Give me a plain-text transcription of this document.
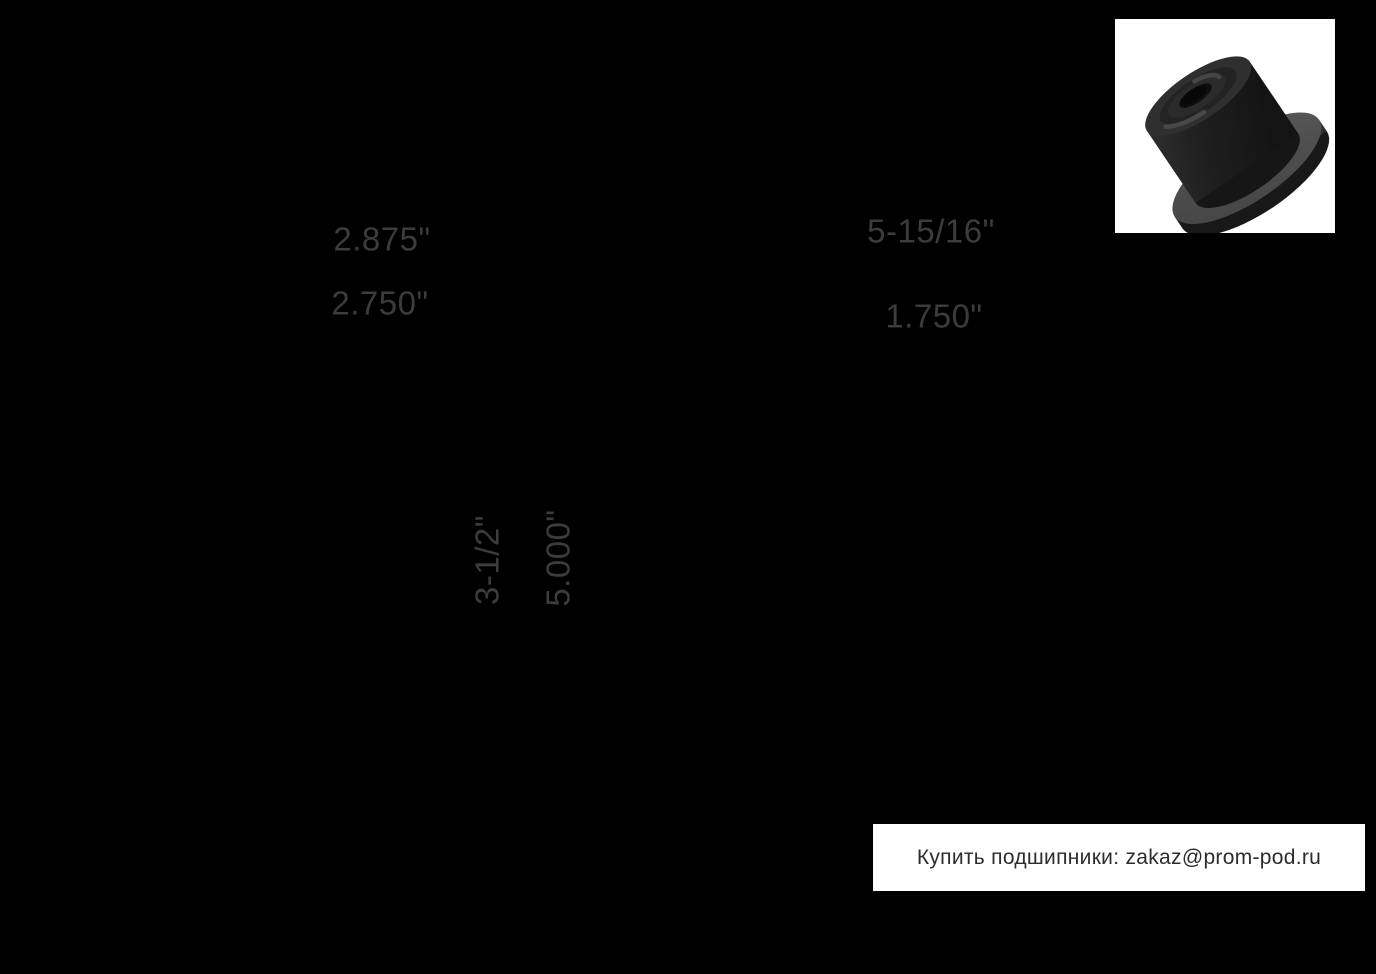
2.875"
2.750"
5-15/16"
1.750"
3-1/2" 5.000"
Купить подшипники: zakaz@prom-pod.ru
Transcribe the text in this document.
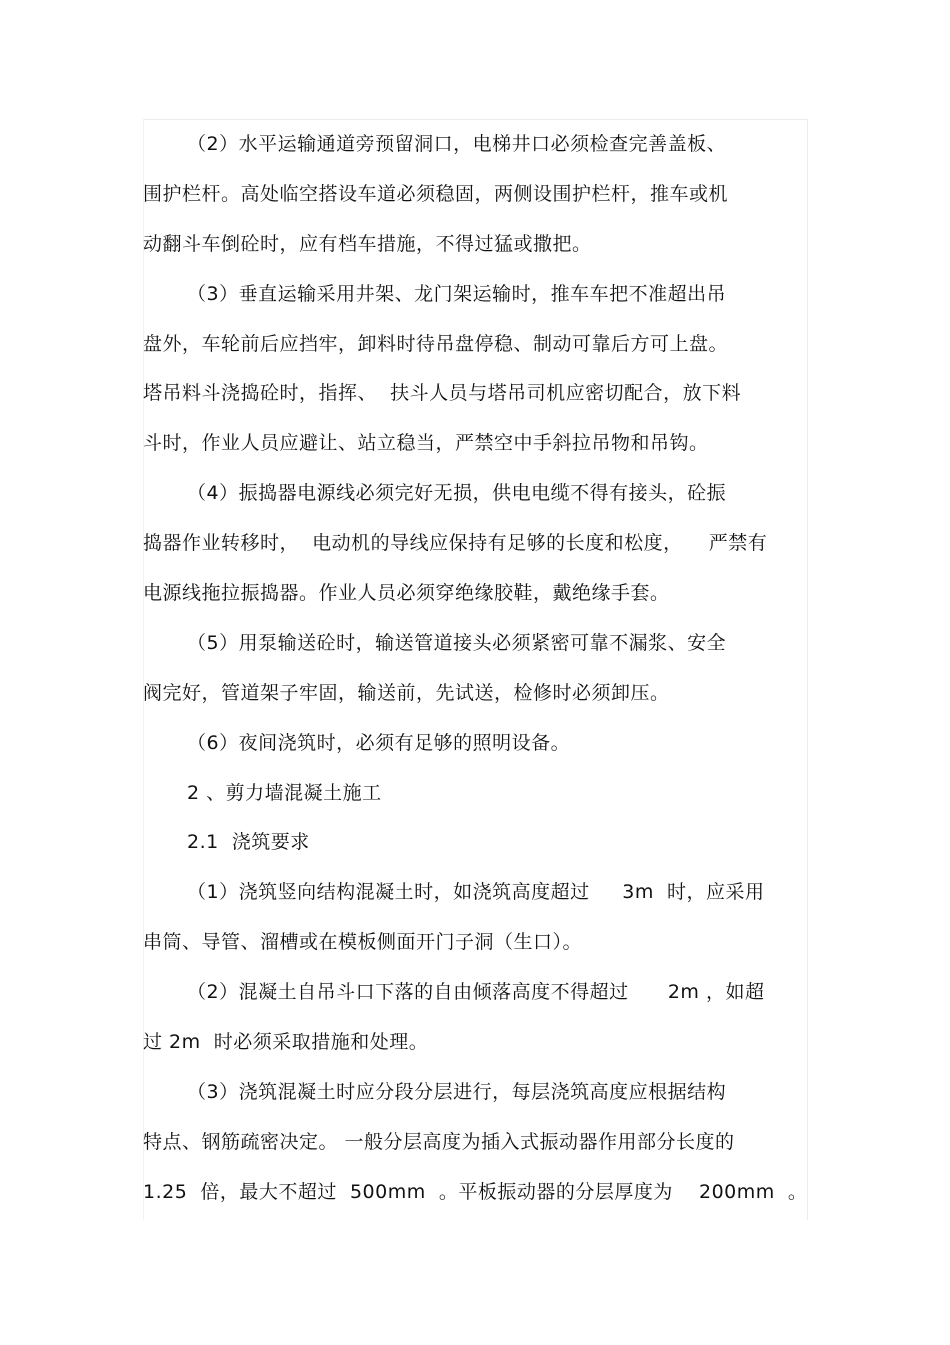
（2）水平运输通道旁预留洞口，电梯井口必须检查完善盖板、
围护栏杆。高处临空搭设车道必须稳固，两侧设围护栏杆，推车或机
动翻斗车倒砼时，应有档车措施，不得过猛或撒把。
（3）垂直运输采用井架、龙门架运输时，推车车把不准超出吊
盘外，车轮前后应挡牢，卸料时待吊盘停稳、制动可靠后方可上盘。
塔吊料斗浇捣砼时，指挥、  扶斗人员与塔吊司机应密切配合，放下料
斗时，作业人员应避让、站立稳当，严禁空中手斜拉吊物和吊钩。
（4）振捣器电源线必须完好无损，供电电缆不得有接头，砼振
捣器作业转移时，  电动机的导线应保持有足够的长度和松度，    严禁有
电源线拖拉振捣器。作业人员必须穿绝缘胶鞋，戴绝缘手套。
（5）用泵输送砼时，输送管道接头必须紧密可靠不漏浆、安全
阀完好，管道架子牢固，输送前，先试送，检修时必须卸压。
（6）夜间浇筑时，必须有足够的照明设备。
2 、剪力墙混凝土施工
2.1  浇筑要求
（1）浇筑竖向结构混凝土时，如浇筑高度超过     3m  时，应采用
串筒、导管、溜槽或在模板侧面开门子洞（生口）。
（2）混凝土自吊斗口下落的自由倾落高度不得超过      2m ，如超
过 2m  时必须采取措施和处理。
（3）浇筑混凝土时应分段分层进行，每层浇筑高度应根据结构
特点、钢筋疏密决定。 一般分层高度为插入式振动器作用部分长度的
1.25  倍，最大不超过  500mm  。平板振动器的分层厚度为    200mm  。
..........
== TASK STATEMENT ==
Omit the pictures. Output every record above word for word.

== WRITTEN SOLUTION ==
Give me a plain-text transcription of this document.
2.875"
2.750"
5-15/16"
1.750"
3-1/2" 5.000"
Купить подшипники: zakaz@prom-pod.ru
Transcribe the text in this document.
（2）水平运输通道旁预留洞口，电梯井口必须检查完善盖板、
围护栏杆。高处临空搭设车道必须稳固，两侧设围护栏杆，推车或机
动翻斗车倒砼时，应有档车措施，不得过猛或撒把。
（3）垂直运输采用井架、龙门架运输时，推车车把不准超出吊
盘外，车轮前后应挡牢，卸料时待吊盘停稳、制动可靠后方可上盘。
塔吊料斗浇捣砼时，指挥、  扶斗人员与塔吊司机应密切配合，放下料
斗时，作业人员应避让、站立稳当，严禁空中手斜拉吊物和吊钩。
（4）振捣器电源线必须完好无损，供电电缆不得有接头，砼振
捣器作业转移时，  电动机的导线应保持有足够的长度和松度，    严禁有
电源线拖拉振捣器。作业人员必须穿绝缘胶鞋，戴绝缘手套。
（5）用泵输送砼时，输送管道接头必须紧密可靠不漏浆、安全
阀完好，管道架子牢固，输送前，先试送，检修时必须卸压。
（6）夜间浇筑时，必须有足够的照明设备。
2 、剪力墙混凝土施工
2.1  浇筑要求
（1）浇筑竖向结构混凝土时，如浇筑高度超过     3m  时，应采用
串筒、导管、溜槽或在模板侧面开门子洞（生口）。
（2）混凝土自吊斗口下落的自由倾落高度不得超过      2m ，如超
过 2m  时必须采取措施和处理。
（3）浇筑混凝土时应分段分层进行，每层浇筑高度应根据结构
特点、钢筋疏密决定。 一般分层高度为插入式振动器作用部分长度的
1.25  倍，最大不超过  500mm  。平板振动器的分层厚度为    200mm  。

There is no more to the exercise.